# WHAT YOU NEED TO DO
Report how many lines of the records below include the word "ремонта". Give nothing but the number.

# INPUT FOR THIS TASK
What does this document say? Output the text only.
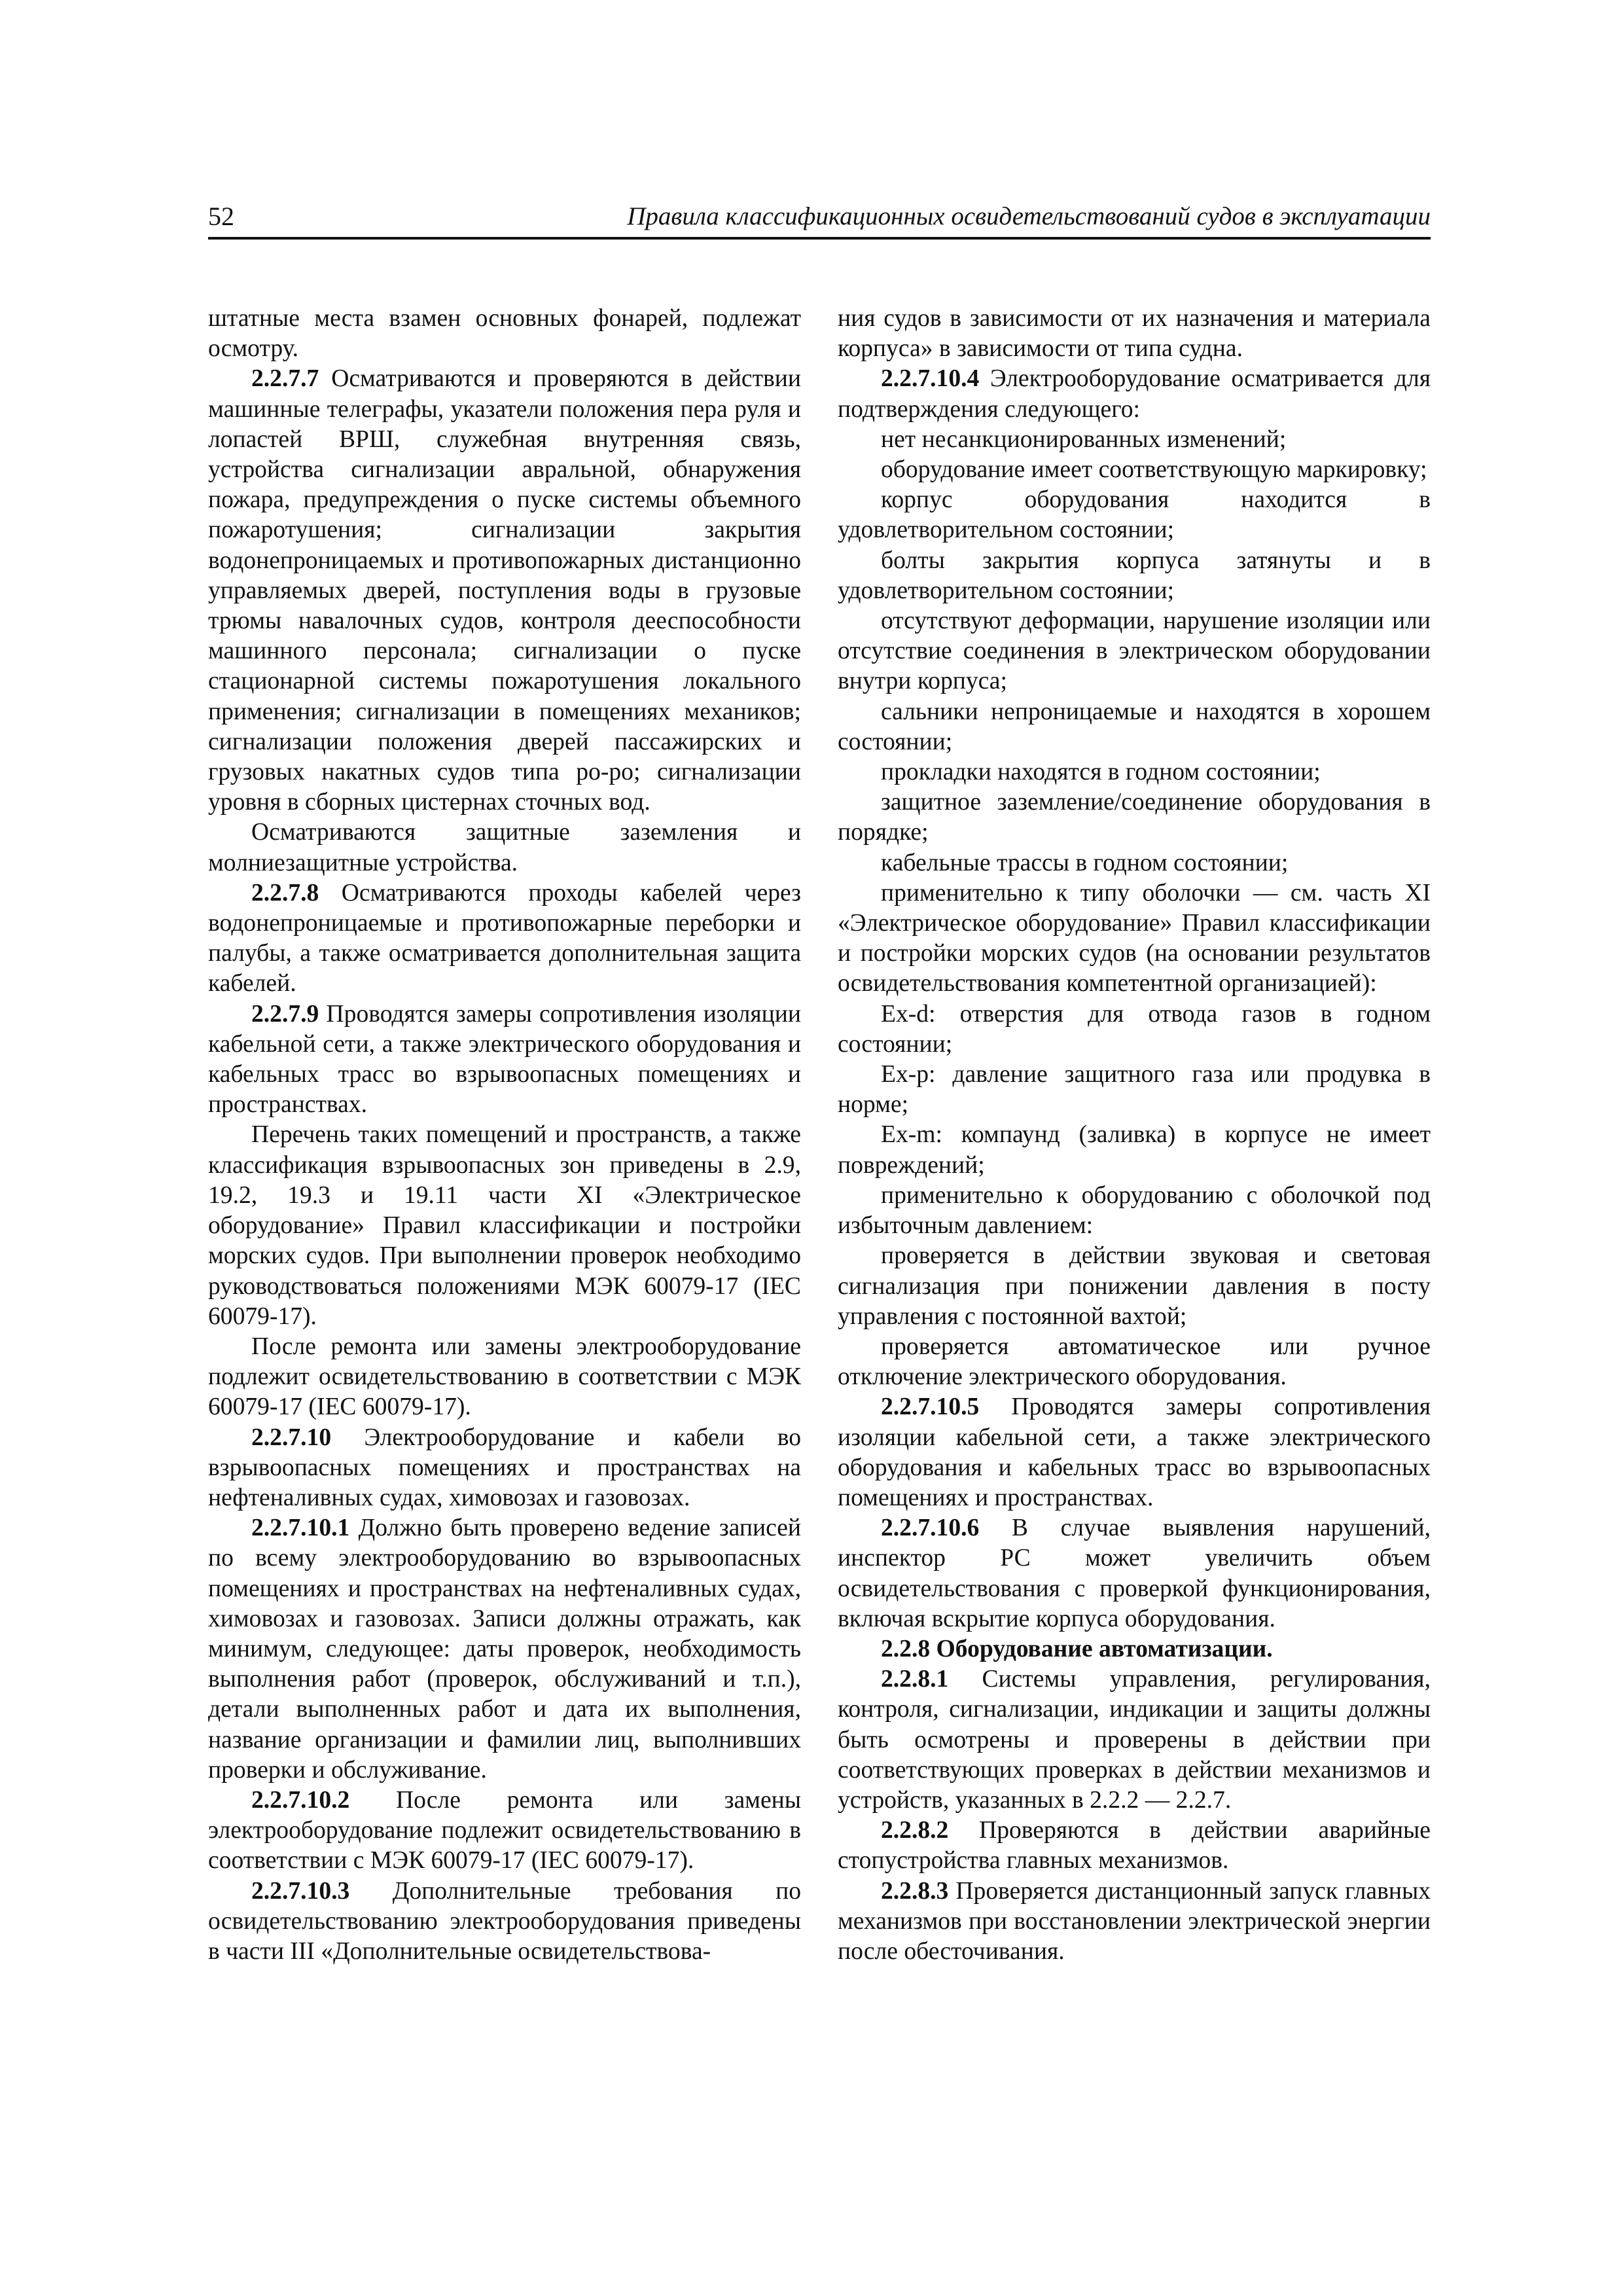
52	Правила классификационных освидетельствований судов в эксплуатации

штатные места взамен основных фонарей, подлежат осмотру.

2.2.7.7 Осматриваются и проверяются в действии машинные телеграфы, указатели положения пера руля и лопастей ВРШ, служебная внутренняя связь, устройства сигнализации авральной, обнаружения пожара, предупреждения о пуске системы объемного пожаротушения; сигнализации закрытия водонепроницаемых и противопожарных дистанционно управляемых дверей, поступления воды в грузовые трюмы навалочных судов, контроля дееспособности машинного персонала; сигнализации о пуске стационарной системы пожаротушения локального применения; сигнализации в помещениях механиков; сигнализации положения дверей пассажирских и грузовых накатных судов типа ро-ро; сигнализации уровня в сборных цистернах сточных вод.

Осматриваются защитные заземления и молниезащитные устройства.

2.2.7.8 Осматриваются проходы кабелей через водонепроницаемые и противопожарные переборки и палубы, а также осматривается дополнительная защита кабелей.

2.2.7.9 Проводятся замеры сопротивления изоляции кабельной сети, а также электрического оборудования и кабельных трасс во взрывоопасных помещениях и пространствах.

Перечень таких помещений и пространств, а также классификация взрывоопасных зон приведены в 2.9, 19.2, 19.3 и 19.11 части XI «Электрическое оборудование» Правил классификации и постройки морских судов. При выполнении проверок необходимо руководствоваться положениями МЭК 60079-17 (IEC 60079-17).

После ремонта или замены электрооборудование подлежит освидетельствованию в соответствии с МЭК 60079-17 (IEC 60079-17).

2.2.7.10 Электрооборудование и кабели во взрывоопасных помещениях и пространствах на нефтеналивных судах, химовозах и газовозах.

2.2.7.10.1 Должно быть проверено ведение записей по всему электрооборудованию во взрывоопасных помещениях и пространствах на нефтеналивных судах, химовозах и газовозах. Записи должны отражать, как минимум, следующее: даты проверок, необходимость выполнения работ (проверок, обслуживаний и т.п.), детали выполненных работ и дата их выполнения, название организации и фамилии лиц, выполнивших проверки и обслуживание.

2.2.7.10.2 После ремонта или замены электрооборудование подлежит освидетельствованию в соответствии с МЭК 60079-17 (IEC 60079-17).

2.2.7.10.3 Дополнительные требования по освидетельствованию электрооборудования приведены в части III «Дополнительные освидетельствова-

ния судов в зависимости от их назначения и материала корпуса» в зависимости от типа судна.

2.2.7.10.4 Электрооборудование осматривается для подтверждения следующего:

нет несанкционированных изменений;

оборудование имеет соответствующую маркировку;

корпус оборудования находится в удовлетворительном состоянии;

болты закрытия корпуса затянуты и в удовлетворительном состоянии;

отсутствуют деформации, нарушение изоляции или отсутствие соединения в электрическом оборудовании внутри корпуса;

сальники непроницаемые и находятся в хорошем состоянии;

прокладки находятся в годном состоянии;

защитное заземление/соединение оборудования в порядке;

кабельные трассы в годном состоянии;

применительно к типу оболочки — см. часть XI «Электрическое оборудование» Правил классификации и постройки морских судов (на основании результатов освидетельствования компетентной организацией):

Ex-d: отверстия для отвода газов в годном состоянии;

Ex-p: давление защитного газа или продувка в норме;

Ex-m: компаунд (заливка) в корпусе не имеет повреждений;

применительно к оборудованию с оболочкой под избыточным давлением:

проверяется в действии звуковая и световая сигнализация при понижении давления в посту управления с постоянной вахтой;

проверяется автоматическое или ручное отключение электрического оборудования.

2.2.7.10.5 Проводятся замеры сопротивления изоляции кабельной сети, а также электрического оборудования и кабельных трасс во взрывоопасных помещениях и пространствах.

2.2.7.10.6 В случае выявления нарушений, инспектор РС может увеличить объем освидетельствования с проверкой функционирования, включая вскрытие корпуса оборудования.

2.2.8 Оборудование автоматизации.

2.2.8.1 Системы управления, регулирования, контроля, сигнализации, индикации и защиты должны быть осмотрены и проверены в действии при соответствующих проверках в действии механизмов и устройств, указанных в 2.2.2 — 2.2.7.

2.2.8.2 Проверяются в действии аварийные стопустройства главных механизмов.

2.2.8.3 Проверяется дистанционный запуск главных механизмов при восстановлении электрической энергии после обесточивания.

# ANSWER TO THE TASK
2